WRITTEN REQUEST: Gather, from the listing beneath this task, every line holding the string "label".

******

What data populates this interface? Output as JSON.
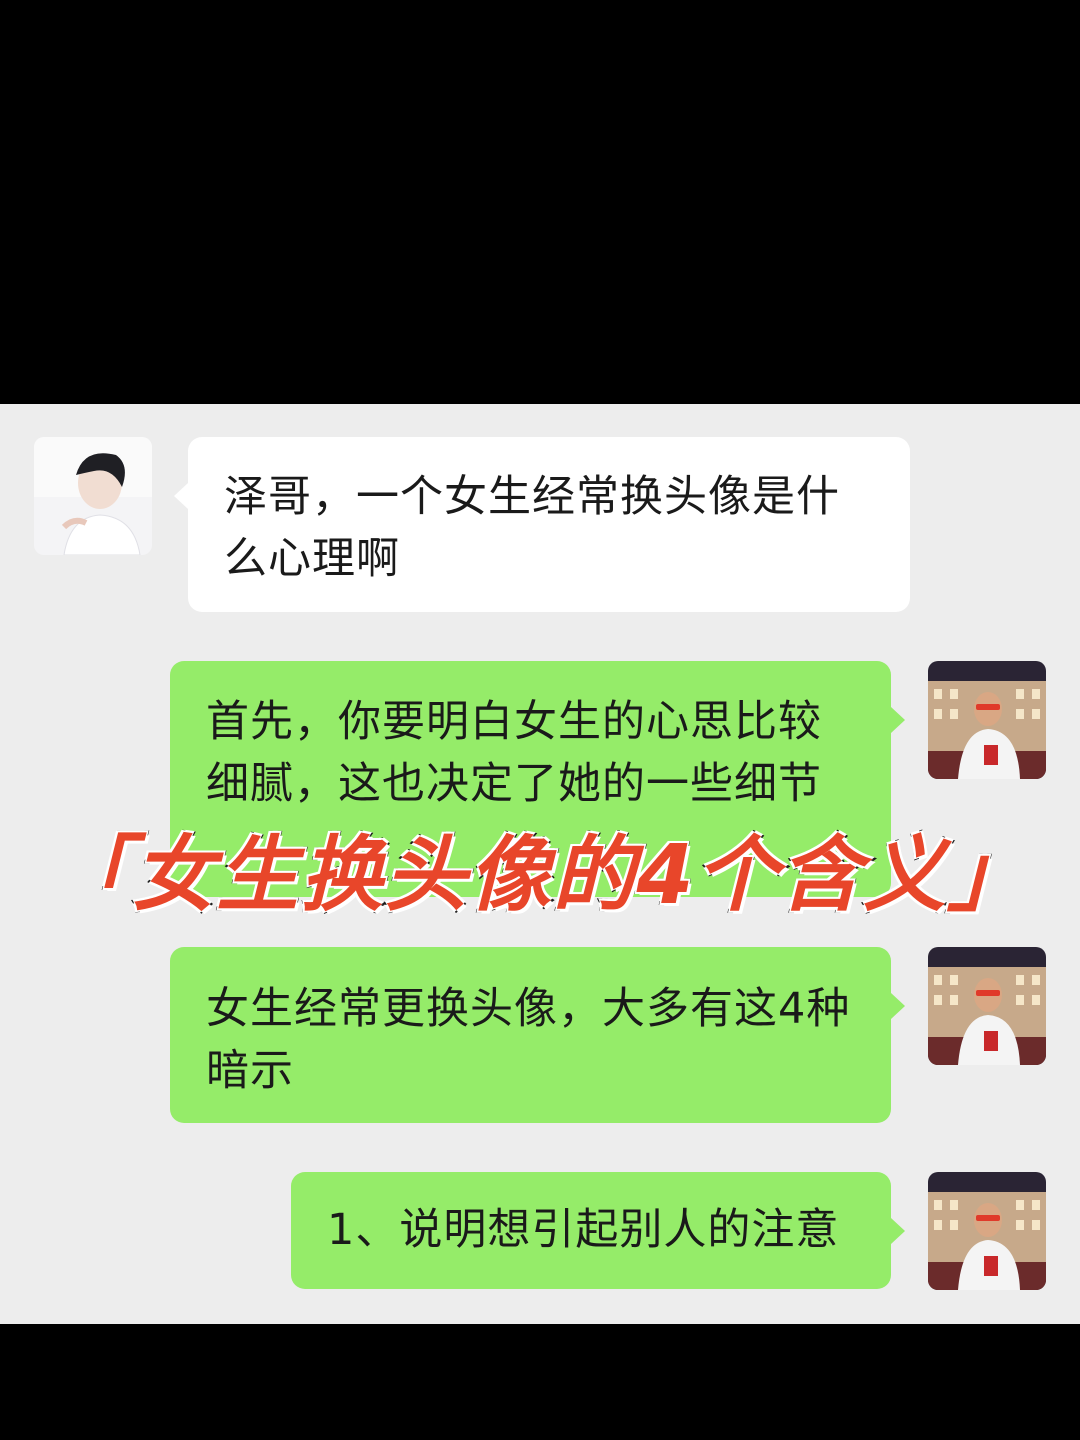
{
  "messages": [
    {
      "side": "left",
      "text": "泽哥，一个女生经常换头像是什么心理啊"
    },
    {
      "side": "right",
      "text": "首先，你要明白女生的心思比较细腻，这也决定了她的一些细节"
    },
    {
      "side": "right",
      "text": "女生经常更换头像，大多有这4种暗示"
    },
    {
      "side": "right",
      "text": "1、说明想引起别人的注意"
    }
  ],
  "overlay_title": "「女生换头像的4个含义」",
  "colors": {
    "chat_bg": "#ededed",
    "incoming_bubble": "#ffffff",
    "outgoing_bubble": "#95ec69",
    "title_fill": "#e8462a"
  }
}
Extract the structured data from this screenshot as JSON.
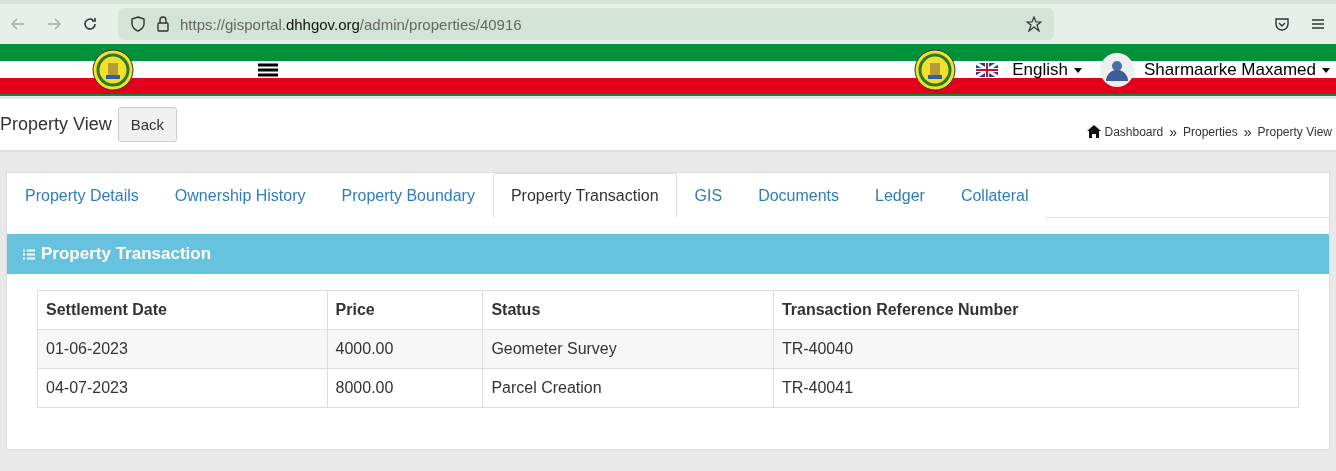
{
  "browser": {
    "url_prefix": "https://gisportal.",
    "url_host": "dhhgov.org",
    "url_path": "/admin/properties/40916"
  },
  "navbar": {
    "language": "English",
    "user": "Sharmaarke Maxamed"
  },
  "header": {
    "title": "Property View",
    "back": "Back",
    "breadcrumbs": [
      "Dashboard",
      "Properties",
      "Property View"
    ],
    "separator": "»"
  },
  "tabs": [
    {
      "label": "Property Details",
      "selected": false
    },
    {
      "label": "Ownership History",
      "selected": false
    },
    {
      "label": "Property Boundary",
      "selected": false
    },
    {
      "label": "Property Transaction",
      "selected": true
    },
    {
      "label": "GIS",
      "selected": false
    },
    {
      "label": "Documents",
      "selected": false
    },
    {
      "label": "Ledger",
      "selected": false
    },
    {
      "label": "Collateral",
      "selected": false
    }
  ],
  "panel": {
    "title": "Property Transaction"
  },
  "table": {
    "columns": [
      "Settlement Date",
      "Price",
      "Status",
      "Transaction Reference Number"
    ],
    "rows": [
      [
        "01-06-2023",
        "4000.00",
        "Geometer Survey",
        "TR-40040"
      ],
      [
        "04-07-2023",
        "8000.00",
        "Parcel Creation",
        "TR-40041"
      ]
    ]
  }
}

******

EXPECTED OUTPUT:
      "label": "Property Details",
      "label": "Ownership History",
      "label": "Property Boundary",
      "label": "Property Transaction",
      "label": "GIS",
      "label": "Documents",
      "label": "Ledger",
      "label": "Collateral",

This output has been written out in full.